Extracted records
· · · ·

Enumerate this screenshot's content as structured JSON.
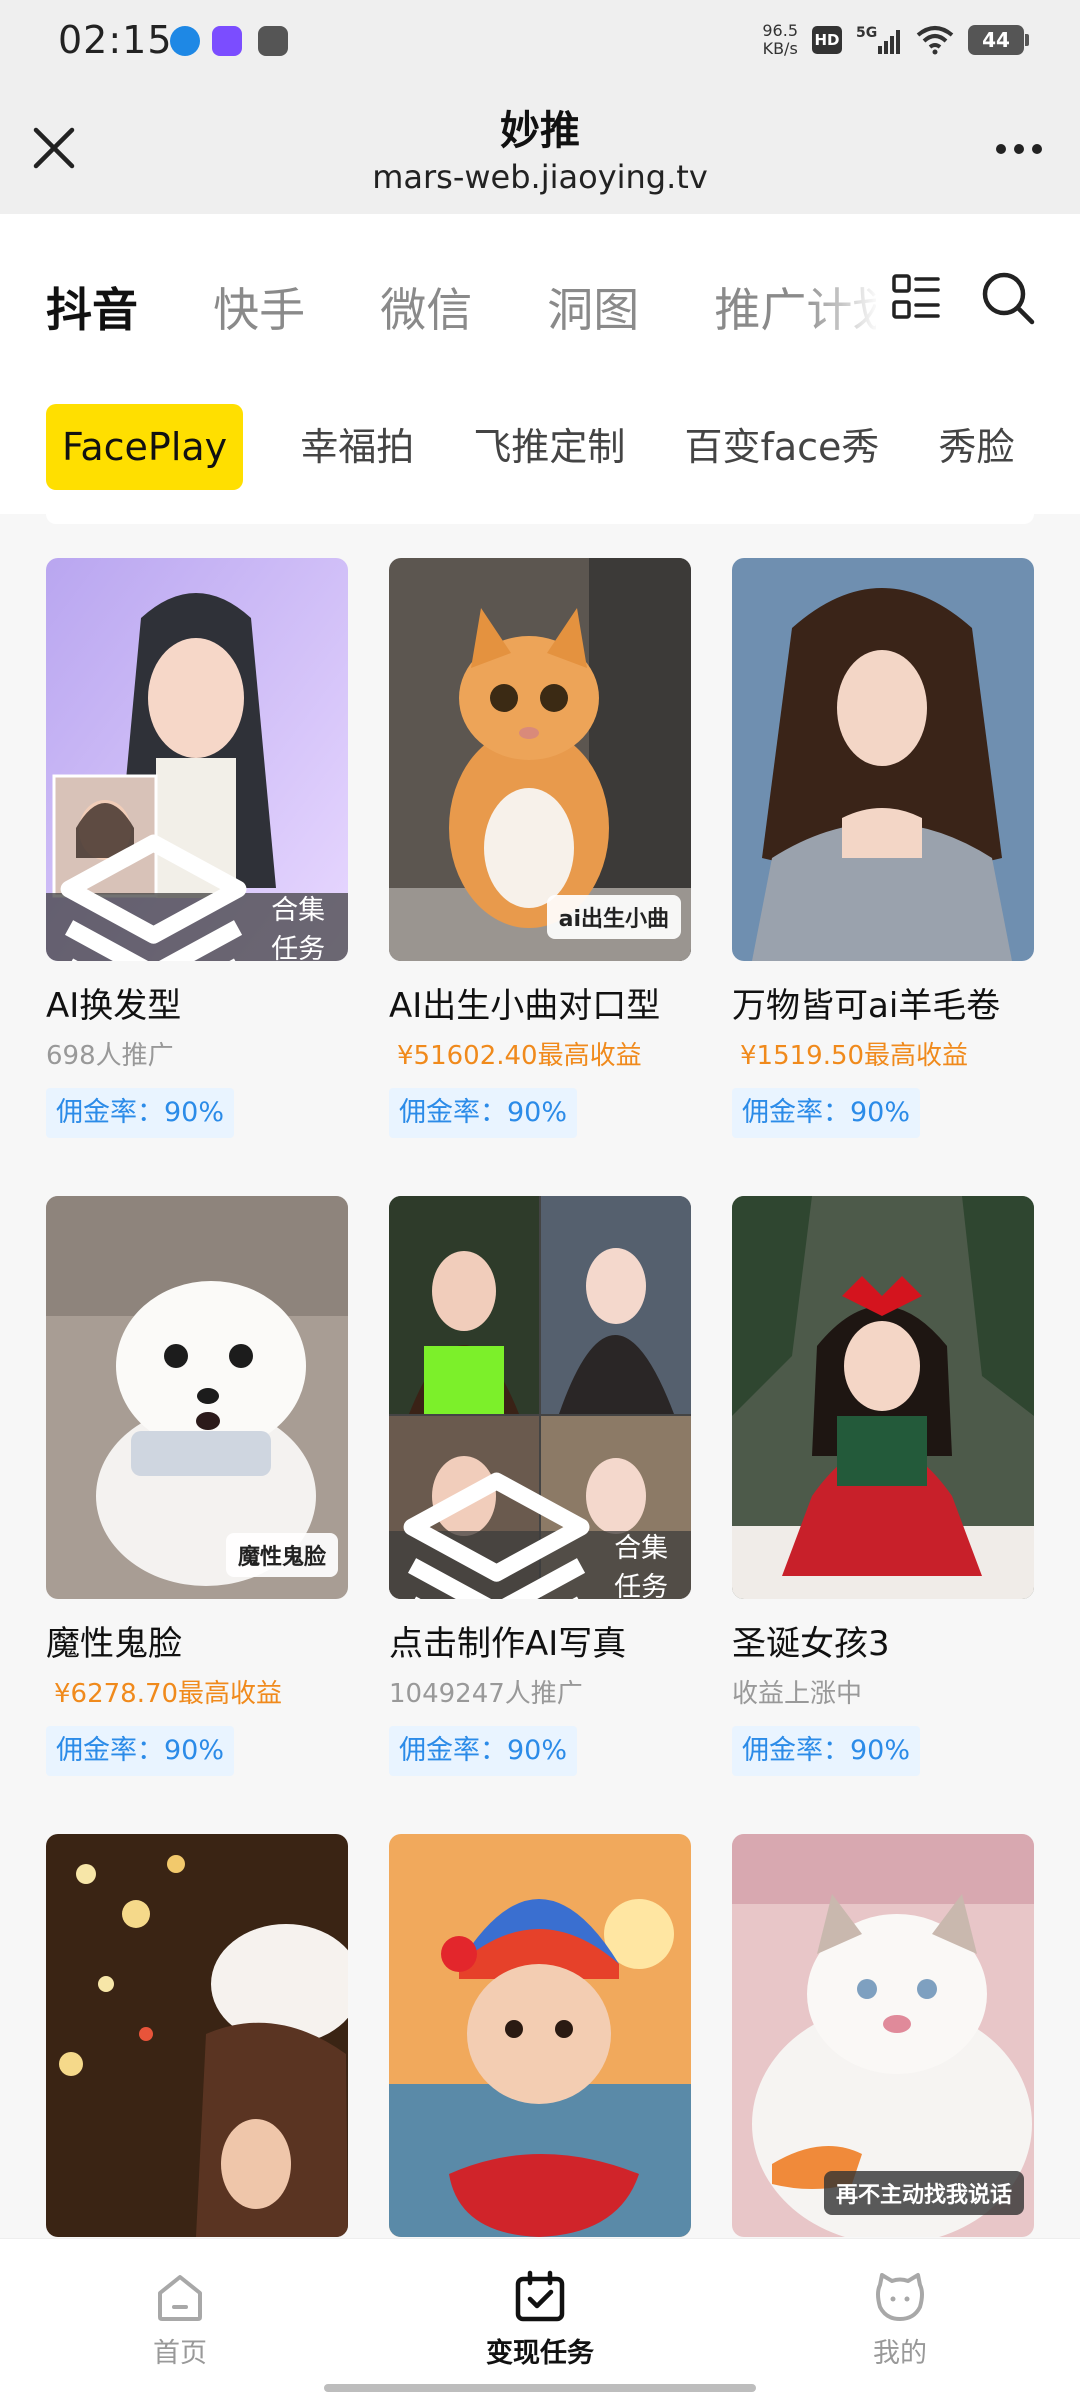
{
  "status_bar": {
    "time": "02:15",
    "net_speed_value": "96.5",
    "net_speed_unit": "KB/s",
    "hd": "HD",
    "signal": "5G",
    "battery": "44"
  },
  "title_bar": {
    "title": "妙推",
    "subtitle": "mars-web.jiaoying.tv"
  },
  "platform_tabs": [
    "抖音",
    "快手",
    "微信",
    "洞图",
    "推广计划"
  ],
  "app_chips": [
    "FacePlay",
    "幸福拍",
    "飞推定制",
    "百变face秀",
    "秀脸"
  ],
  "cards": [
    {
      "title": "AI换发型",
      "sub": "698人推广",
      "rate": "佣金率：90%",
      "collection": "合集任务"
    },
    {
      "title": "AI出生小曲对口型",
      "sub": "¥51602.40最高收益",
      "rate": "佣金率：90%",
      "badge": "ai出生小曲"
    },
    {
      "title": "万物皆可ai羊毛卷",
      "sub": "¥1519.50最高收益",
      "rate": "佣金率：90%"
    },
    {
      "title": "魔性鬼脸",
      "sub": "¥6278.70最高收益",
      "rate": "佣金率：90%",
      "badge": "魔性鬼脸"
    },
    {
      "title": "点击制作AI写真",
      "sub": "1049247人推广",
      "rate": "佣金率：90%",
      "collection": "合集任务"
    },
    {
      "title": "圣诞女孩3",
      "sub": "收益上涨中",
      "rate": "佣金率：90%"
    },
    {},
    {},
    {
      "badge": "再不主动找我说话"
    }
  ],
  "bottom_nav": {
    "home": "首页",
    "tasks": "变现任务",
    "mine": "我的"
  },
  "colors": {
    "accent_yellow": "#ffdf00",
    "earn_orange": "#f08a1c",
    "rate_blue": "#2b8be8"
  }
}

· · · ·

→ Task goal:
From the records above, copy every line that holds the word "badge".

→ Reply to the exercise:
      "badge": "ai出生小曲"
      "badge": "魔性鬼脸"
      "badge": "再不主动找我说话"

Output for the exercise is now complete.